What this task involves:
Copy out the listing that follows, exactly, without its pictures.

Record extracts:
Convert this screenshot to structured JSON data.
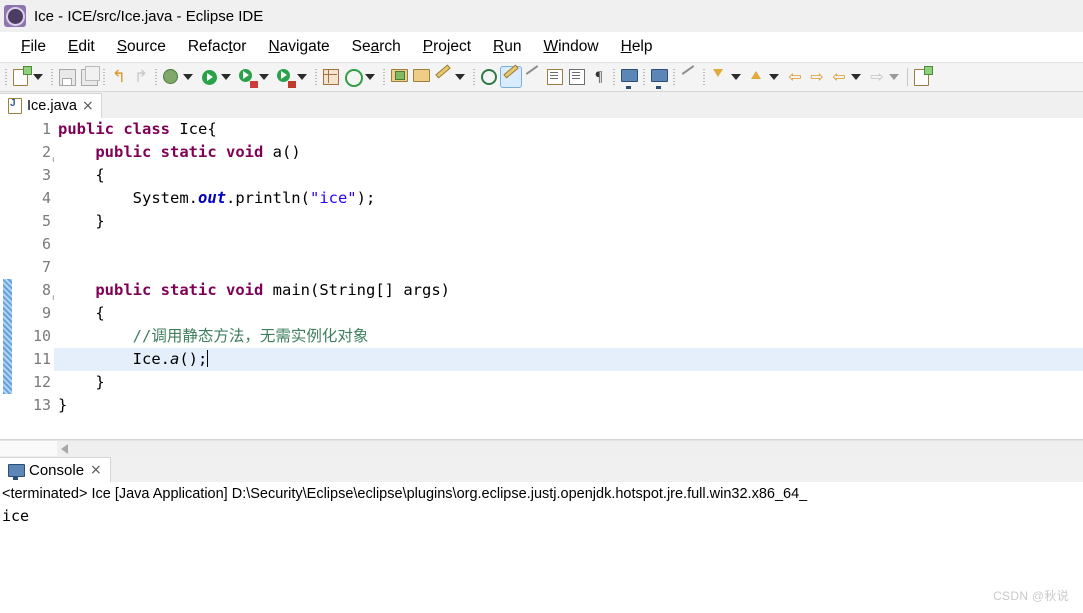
{
  "window": {
    "title": "Ice - ICE/src/Ice.java - Eclipse IDE",
    "icon": "eclipse-icon"
  },
  "menubar": {
    "items": [
      {
        "label": "File",
        "mnemonic": "F",
        "rest": "ile"
      },
      {
        "label": "Edit",
        "mnemonic": "E",
        "rest": "dit"
      },
      {
        "label": "Source",
        "mnemonic": "S",
        "rest": "ource"
      },
      {
        "label": "Refactor",
        "mnemonic": "t",
        "pre": "Refac",
        "rest": "or"
      },
      {
        "label": "Navigate",
        "mnemonic": "N",
        "rest": "avigate"
      },
      {
        "label": "Search",
        "mnemonic": "a",
        "pre": "Se",
        "rest": "rch"
      },
      {
        "label": "Project",
        "mnemonic": "P",
        "rest": "roject"
      },
      {
        "label": "Run",
        "mnemonic": "R",
        "rest": "un"
      },
      {
        "label": "Window",
        "mnemonic": "W",
        "rest": "indow"
      },
      {
        "label": "Help",
        "mnemonic": "H",
        "rest": "elp"
      }
    ]
  },
  "toolbar": {
    "buttons": [
      "new-wizard-icon",
      "new-wizard-dropdown",
      "save-icon",
      "save-all-icon",
      "undo-icon",
      "redo-icon",
      "debug-icon",
      "debug-dropdown",
      "run-icon",
      "run-dropdown",
      "coverage-icon",
      "coverage-dropdown",
      "profile-icon",
      "profile-dropdown",
      "new-java-project-icon",
      "new-annotation-icon",
      "new-annotation-dropdown",
      "open-type-icon",
      "open-task-icon",
      "search-icon",
      "search-dropdown",
      "next-annotation-icon",
      "toggle-mark-occurrences-icon",
      "skip-breakpoints-icon",
      "open-declaration-icon",
      "show-whitespace-icon",
      "paragraph-icon",
      "console-icon",
      "terminal-icon",
      "pin-icon",
      "previous-edit-icon",
      "prev-dropdown",
      "next-edit-icon",
      "next-dropdown",
      "back-with-mark-icon",
      "forward-with-mark-icon",
      "back-icon",
      "back-dropdown",
      "forward-icon",
      "forward-dropdown",
      "new-window-icon"
    ]
  },
  "editor": {
    "tab": {
      "filename": "Ice.java",
      "close": "×",
      "file_icon": "java-file-icon"
    },
    "change_bar": {
      "from_line": 8,
      "to_line": 12
    },
    "current_line": 11,
    "fold_lines": [
      2,
      8
    ],
    "lines": [
      {
        "n": "1",
        "segments": [
          {
            "t": "public",
            "c": "kw"
          },
          {
            "t": " ",
            "c": ""
          },
          {
            "t": "class",
            "c": "kw"
          },
          {
            "t": " Ice{",
            "c": ""
          }
        ]
      },
      {
        "n": "2",
        "segments": [
          {
            "t": "    ",
            "c": ""
          },
          {
            "t": "public",
            "c": "kw"
          },
          {
            "t": " ",
            "c": ""
          },
          {
            "t": "static",
            "c": "kw"
          },
          {
            "t": " ",
            "c": ""
          },
          {
            "t": "void",
            "c": "kw"
          },
          {
            "t": " a()",
            "c": ""
          }
        ]
      },
      {
        "n": "3",
        "segments": [
          {
            "t": "    {",
            "c": ""
          }
        ]
      },
      {
        "n": "4",
        "segments": [
          {
            "t": "        System.",
            "c": ""
          },
          {
            "t": "out",
            "c": "fld"
          },
          {
            "t": ".println(",
            "c": ""
          },
          {
            "t": "\"ice\"",
            "c": "str"
          },
          {
            "t": ");",
            "c": ""
          }
        ]
      },
      {
        "n": "5",
        "segments": [
          {
            "t": "    }",
            "c": ""
          }
        ]
      },
      {
        "n": "6",
        "segments": [
          {
            "t": "",
            "c": ""
          }
        ]
      },
      {
        "n": "7",
        "segments": [
          {
            "t": "",
            "c": ""
          }
        ]
      },
      {
        "n": "8",
        "segments": [
          {
            "t": "    ",
            "c": ""
          },
          {
            "t": "public",
            "c": "kw"
          },
          {
            "t": " ",
            "c": ""
          },
          {
            "t": "static",
            "c": "kw"
          },
          {
            "t": " ",
            "c": ""
          },
          {
            "t": "void",
            "c": "kw"
          },
          {
            "t": " main(String[] args)",
            "c": ""
          }
        ]
      },
      {
        "n": "9",
        "segments": [
          {
            "t": "    {",
            "c": ""
          }
        ]
      },
      {
        "n": "10",
        "segments": [
          {
            "t": "        ",
            "c": ""
          },
          {
            "t": "//调用静态方法，无需实例化对象",
            "c": "cmt"
          }
        ]
      },
      {
        "n": "11",
        "segments": [
          {
            "t": "        Ice.",
            "c": ""
          },
          {
            "t": "a",
            "c": "mth"
          },
          {
            "t": "();",
            "c": ""
          }
        ],
        "caret": true
      },
      {
        "n": "12",
        "segments": [
          {
            "t": "    }",
            "c": ""
          }
        ]
      },
      {
        "n": "13",
        "segments": [
          {
            "t": "}",
            "c": ""
          }
        ]
      }
    ]
  },
  "console": {
    "tab": {
      "label": "Console",
      "close": "×",
      "icon": "console-monitor-icon"
    },
    "terminated_line": "<terminated> Ice [Java Application] D:\\Security\\Eclipse\\eclipse\\plugins\\org.eclipse.justj.openjdk.hotspot.jre.full.win32.x86_64_",
    "output": [
      "ice"
    ]
  },
  "watermark": "CSDN @秋说",
  "colors": {
    "keyword": "#7f0055",
    "field": "#0000c0",
    "string": "#2a00ff",
    "comment": "#3f7f5f",
    "current_line": "#e4effb",
    "change_bar": "#4a90d9",
    "titlebar": "#f0f0f0"
  }
}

Answer to this exercise:
Convert this screenshot to structured JSON data.
{
  "window": {
    "title": "Ice - ICE/src/Ice.java - Eclipse IDE",
    "icon": "eclipse-icon"
  },
  "menubar": {
    "items": [
      {
        "label": "File",
        "mnemonic": "F",
        "rest": "ile"
      },
      {
        "label": "Edit",
        "mnemonic": "E",
        "rest": "dit"
      },
      {
        "label": "Source",
        "mnemonic": "S",
        "rest": "ource"
      },
      {
        "label": "Refactor",
        "mnemonic": "t",
        "pre": "Refac",
        "rest": "or"
      },
      {
        "label": "Navigate",
        "mnemonic": "N",
        "rest": "avigate"
      },
      {
        "label": "Search",
        "mnemonic": "a",
        "pre": "Se",
        "rest": "rch"
      },
      {
        "label": "Project",
        "mnemonic": "P",
        "rest": "roject"
      },
      {
        "label": "Run",
        "mnemonic": "R",
        "rest": "un"
      },
      {
        "label": "Window",
        "mnemonic": "W",
        "rest": "indow"
      },
      {
        "label": "Help",
        "mnemonic": "H",
        "rest": "elp"
      }
    ]
  },
  "toolbar": {
    "buttons": [
      "new-wizard-icon",
      "new-wizard-dropdown",
      "save-icon",
      "save-all-icon",
      "undo-icon",
      "redo-icon",
      "debug-icon",
      "debug-dropdown",
      "run-icon",
      "run-dropdown",
      "coverage-icon",
      "coverage-dropdown",
      "profile-icon",
      "profile-dropdown",
      "new-java-project-icon",
      "new-annotation-icon",
      "new-annotation-dropdown",
      "open-type-icon",
      "open-task-icon",
      "search-icon",
      "search-dropdown",
      "next-annotation-icon",
      "toggle-mark-occurrences-icon",
      "skip-breakpoints-icon",
      "open-declaration-icon",
      "show-whitespace-icon",
      "paragraph-icon",
      "console-icon",
      "terminal-icon",
      "pin-icon",
      "previous-edit-icon",
      "prev-dropdown",
      "next-edit-icon",
      "next-dropdown",
      "back-with-mark-icon",
      "forward-with-mark-icon",
      "back-icon",
      "back-dropdown",
      "forward-icon",
      "forward-dropdown",
      "new-window-icon"
    ]
  },
  "editor": {
    "tab": {
      "filename": "Ice.java",
      "close": "×",
      "file_icon": "java-file-icon"
    },
    "change_bar": {
      "from_line": 8,
      "to_line": 12
    },
    "current_line": 11,
    "fold_lines": [
      2,
      8
    ],
    "lines": [
      {
        "n": "1",
        "segments": [
          {
            "t": "public",
            "c": "kw"
          },
          {
            "t": " ",
            "c": ""
          },
          {
            "t": "class",
            "c": "kw"
          },
          {
            "t": " Ice{",
            "c": ""
          }
        ]
      },
      {
        "n": "2",
        "segments": [
          {
            "t": "    ",
            "c": ""
          },
          {
            "t": "public",
            "c": "kw"
          },
          {
            "t": " ",
            "c": ""
          },
          {
            "t": "static",
            "c": "kw"
          },
          {
            "t": " ",
            "c": ""
          },
          {
            "t": "void",
            "c": "kw"
          },
          {
            "t": " a()",
            "c": ""
          }
        ]
      },
      {
        "n": "3",
        "segments": [
          {
            "t": "    {",
            "c": ""
          }
        ]
      },
      {
        "n": "4",
        "segments": [
          {
            "t": "        System.",
            "c": ""
          },
          {
            "t": "out",
            "c": "fld"
          },
          {
            "t": ".println(",
            "c": ""
          },
          {
            "t": "\"ice\"",
            "c": "str"
          },
          {
            "t": ");",
            "c": ""
          }
        ]
      },
      {
        "n": "5",
        "segments": [
          {
            "t": "    }",
            "c": ""
          }
        ]
      },
      {
        "n": "6",
        "segments": [
          {
            "t": "",
            "c": ""
          }
        ]
      },
      {
        "n": "7",
        "segments": [
          {
            "t": "",
            "c": ""
          }
        ]
      },
      {
        "n": "8",
        "segments": [
          {
            "t": "    ",
            "c": ""
          },
          {
            "t": "public",
            "c": "kw"
          },
          {
            "t": " ",
            "c": ""
          },
          {
            "t": "static",
            "c": "kw"
          },
          {
            "t": " ",
            "c": ""
          },
          {
            "t": "void",
            "c": "kw"
          },
          {
            "t": " main(String[] args)",
            "c": ""
          }
        ]
      },
      {
        "n": "9",
        "segments": [
          {
            "t": "    {",
            "c": ""
          }
        ]
      },
      {
        "n": "10",
        "segments": [
          {
            "t": "        ",
            "c": ""
          },
          {
            "t": "//调用静态方法，无需实例化对象",
            "c": "cmt"
          }
        ]
      },
      {
        "n": "11",
        "segments": [
          {
            "t": "        Ice.",
            "c": ""
          },
          {
            "t": "a",
            "c": "mth"
          },
          {
            "t": "();",
            "c": ""
          }
        ],
        "caret": true
      },
      {
        "n": "12",
        "segments": [
          {
            "t": "    }",
            "c": ""
          }
        ]
      },
      {
        "n": "13",
        "segments": [
          {
            "t": "}",
            "c": ""
          }
        ]
      }
    ]
  },
  "console": {
    "tab": {
      "label": "Console",
      "close": "×",
      "icon": "console-monitor-icon"
    },
    "terminated_line": "<terminated> Ice [Java Application] D:\\Security\\Eclipse\\eclipse\\plugins\\org.eclipse.justj.openjdk.hotspot.jre.full.win32.x86_64_",
    "output": [
      "ice"
    ]
  },
  "watermark": "CSDN @秋说",
  "colors": {
    "keyword": "#7f0055",
    "field": "#0000c0",
    "string": "#2a00ff",
    "comment": "#3f7f5f",
    "current_line": "#e4effb",
    "change_bar": "#4a90d9",
    "titlebar": "#f0f0f0"
  }
}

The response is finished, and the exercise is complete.